Il PRINCIPIO DI SPECIALITÀ, disciplinato dall’articolo 15 c.p., rappresenta il criterio principale con cui viene risolto il concorso apparente di norme.
Si è in presenza di un CONCORSO APPARENTE DI NORME qualora uno stesso fatto concreto risulti essere astrattamente riconducibile a più fattispecie incriminatrici, in quanto da tutte previsto come reato, anche se poi una sola di esse si rileverà quella applicabile. Dunque, ad una stessa situazione di fatto corrisponde un’apparente convergenza di norme penali, in quanto ciascuna di esse risulta astrattamente in grado di regolarlo, dal momento che la stessa situazione di fatto è capace di integrare gli estremi delle varie fattispecie incriminatrici.
In questo caso, non essendo ipotizzabile che il soggetto venga punito più volte per lo stesso fatto (in virtù del divieto del ne bis in idem, vigente nel nostro ordinamento), è necessario stabilire quale delle norme incriminatrici debba essere applicata alla situazione di fatto posta in essere in concreto, motivo per cui sia il legislatore sia l’elaborazione dottrinale hanno fissato una serie di criteri con cui dare soluzione a questa apparente confluenza di norme penali. Tra questi criteri, il principale è rappresentato proprio dal PRINCIPIO DI SPECIALITÀ di cui all’art. 15 c.p., unico tra essi ad avere fondamento normativo.
Va premesso che il problema del CONCORSO APPARENTE DI NORME è stato ed è molto dibattuto in dottrina ed in giurisprudenza e costituisce una tematica molto importante ai fini dell’applicazione pratica del diritto, in quanto si tratta di un tema che si colloca a confine con il CONCORSO DI REATI, istituto che si viene invece a concretizzare quando il soggetto commette più violazioni di norme penali o della stessa norma penale e quindi più reati, poiché pone effettivamente in essere più fatti tipici.
Nella realtà infatti può accadere che una medesima condotta sembri riconducibile all’ambito applicativo di una pluralità di norme penali, disciplinanti fattispecie incriminatrici che presentano profili di interferenza. Nel caso in cui il fatto in questione sia realmente riconducibile a più fattispecie, si potrà ritenere operante il concorso di reati; diversamente, se la condotta solo apparentemente rientra nell’ambito applicativo di più fattispecie, ma in realtà è atta a configurare un solo reato, si avrà solamente un concorso apparente di norme.
Pur trattandosi di istituti differenti, dal punto di vista applicativo, non è sempre facile capire se ci si trovi di fronte ad un’ipotesi di concorso di norme o di reati, anche perché difficilmente il soggetto, a cui viene attribuita la commissione del reato, viola un’unica norma penale, in genere è molto più frequente che ricorrano più comportamenti rispondenti a varie fattispecie incriminatrici. Si tratta però di due istituti che si escludono a vicenda e che comportano conseguenze diverse a livello sanzionatorio, perché differente è la situazione in cui il giudice ravvisi un concorso apparente di norme e quindi ascriva al reo un solo reato, rispetto a quella in cui invece si riscontri la configurabilità di un concorso di reati.

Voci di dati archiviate
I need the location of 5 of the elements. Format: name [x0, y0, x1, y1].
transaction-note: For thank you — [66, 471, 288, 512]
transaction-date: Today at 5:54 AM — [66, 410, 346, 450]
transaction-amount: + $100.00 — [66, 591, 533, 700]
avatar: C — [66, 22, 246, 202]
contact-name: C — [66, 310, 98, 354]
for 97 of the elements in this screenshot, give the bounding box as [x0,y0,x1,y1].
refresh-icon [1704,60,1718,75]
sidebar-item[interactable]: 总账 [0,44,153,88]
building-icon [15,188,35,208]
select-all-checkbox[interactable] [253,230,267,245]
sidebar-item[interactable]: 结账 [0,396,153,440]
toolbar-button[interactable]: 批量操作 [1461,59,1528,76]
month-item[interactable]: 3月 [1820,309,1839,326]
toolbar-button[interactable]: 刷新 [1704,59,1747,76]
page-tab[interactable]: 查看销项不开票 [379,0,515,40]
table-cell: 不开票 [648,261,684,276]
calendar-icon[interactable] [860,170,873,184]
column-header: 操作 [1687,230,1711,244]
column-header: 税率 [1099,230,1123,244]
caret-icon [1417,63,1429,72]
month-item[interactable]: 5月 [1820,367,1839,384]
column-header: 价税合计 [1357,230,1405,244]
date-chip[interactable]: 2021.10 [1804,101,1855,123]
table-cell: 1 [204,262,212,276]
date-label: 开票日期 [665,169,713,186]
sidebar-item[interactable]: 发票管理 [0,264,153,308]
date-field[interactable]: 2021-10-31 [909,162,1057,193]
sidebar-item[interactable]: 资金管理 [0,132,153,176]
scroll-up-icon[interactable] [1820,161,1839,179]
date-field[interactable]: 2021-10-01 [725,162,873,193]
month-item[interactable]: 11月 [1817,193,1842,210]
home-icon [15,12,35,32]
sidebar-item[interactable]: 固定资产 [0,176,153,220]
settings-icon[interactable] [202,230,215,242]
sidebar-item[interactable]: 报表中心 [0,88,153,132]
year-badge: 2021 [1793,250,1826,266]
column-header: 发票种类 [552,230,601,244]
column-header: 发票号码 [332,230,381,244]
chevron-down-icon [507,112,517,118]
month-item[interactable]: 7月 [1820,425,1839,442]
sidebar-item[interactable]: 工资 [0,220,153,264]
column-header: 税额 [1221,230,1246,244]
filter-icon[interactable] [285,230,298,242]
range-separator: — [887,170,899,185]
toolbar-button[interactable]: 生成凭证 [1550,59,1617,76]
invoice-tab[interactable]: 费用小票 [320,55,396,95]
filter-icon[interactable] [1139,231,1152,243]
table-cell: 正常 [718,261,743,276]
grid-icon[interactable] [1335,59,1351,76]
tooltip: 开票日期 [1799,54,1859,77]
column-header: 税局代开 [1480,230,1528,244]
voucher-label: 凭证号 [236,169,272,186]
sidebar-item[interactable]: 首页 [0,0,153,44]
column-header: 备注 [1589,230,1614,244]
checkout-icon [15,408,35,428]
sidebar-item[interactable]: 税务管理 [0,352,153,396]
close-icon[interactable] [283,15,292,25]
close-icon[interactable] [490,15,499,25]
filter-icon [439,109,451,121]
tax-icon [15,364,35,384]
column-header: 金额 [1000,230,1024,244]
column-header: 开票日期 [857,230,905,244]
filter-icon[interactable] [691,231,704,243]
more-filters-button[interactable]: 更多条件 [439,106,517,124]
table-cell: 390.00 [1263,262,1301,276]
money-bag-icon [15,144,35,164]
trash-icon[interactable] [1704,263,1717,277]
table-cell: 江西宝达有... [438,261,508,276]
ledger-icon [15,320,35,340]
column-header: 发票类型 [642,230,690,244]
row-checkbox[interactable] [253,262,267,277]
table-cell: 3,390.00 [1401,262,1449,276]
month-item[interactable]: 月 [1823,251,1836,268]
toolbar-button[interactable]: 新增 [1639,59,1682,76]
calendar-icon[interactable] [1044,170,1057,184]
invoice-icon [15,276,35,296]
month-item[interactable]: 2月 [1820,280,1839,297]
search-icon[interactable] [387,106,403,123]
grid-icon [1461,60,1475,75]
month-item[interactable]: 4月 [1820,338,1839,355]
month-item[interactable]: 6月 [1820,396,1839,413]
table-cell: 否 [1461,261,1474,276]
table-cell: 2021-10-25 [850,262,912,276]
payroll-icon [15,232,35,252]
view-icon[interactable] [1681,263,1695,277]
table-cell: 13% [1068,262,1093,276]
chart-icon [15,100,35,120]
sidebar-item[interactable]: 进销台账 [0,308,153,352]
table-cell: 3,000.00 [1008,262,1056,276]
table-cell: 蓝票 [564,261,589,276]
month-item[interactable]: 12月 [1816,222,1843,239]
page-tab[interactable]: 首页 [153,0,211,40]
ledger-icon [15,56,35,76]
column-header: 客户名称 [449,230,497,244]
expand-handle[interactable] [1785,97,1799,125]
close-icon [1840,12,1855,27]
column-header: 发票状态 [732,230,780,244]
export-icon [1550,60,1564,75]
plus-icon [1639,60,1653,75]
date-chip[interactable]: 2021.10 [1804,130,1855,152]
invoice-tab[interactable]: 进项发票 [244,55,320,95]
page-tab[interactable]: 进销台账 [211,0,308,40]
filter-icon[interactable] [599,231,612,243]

• **Consegna**
Prosegui il testo sul concorso apparente di norme a partire dall'ultima frase riportata. I record costituiscono un materiale a sé, distinto dal testo.

• **Soluzione dell'esercizio**
Per quel che concerne il rapporto tra questi due istituti, il dibattito interpretativo vede opporsi tesi più o meno garantiste che cercano rispettivamente di allargare o restringere il campo di applicabilità del concorso apparente di norme a discapito di quello di reati o viceversa.
Come anzidetto, la questione dell’apparente confluenza di norme penali a disciplina di un unico fatto di reato, e quindi la tematica del concorso apparente di norme, viene risolta mediante il ricorso ad una serie di criteri, il principale dei quali ha fondamento e trova riscontro legislativo nell’articolo 15 c.p., che sancisce il PRINCIPIO DI SPECIALITÀ nella regolazione dei rapporti tra norme penali, qualificabili come di genere a specie.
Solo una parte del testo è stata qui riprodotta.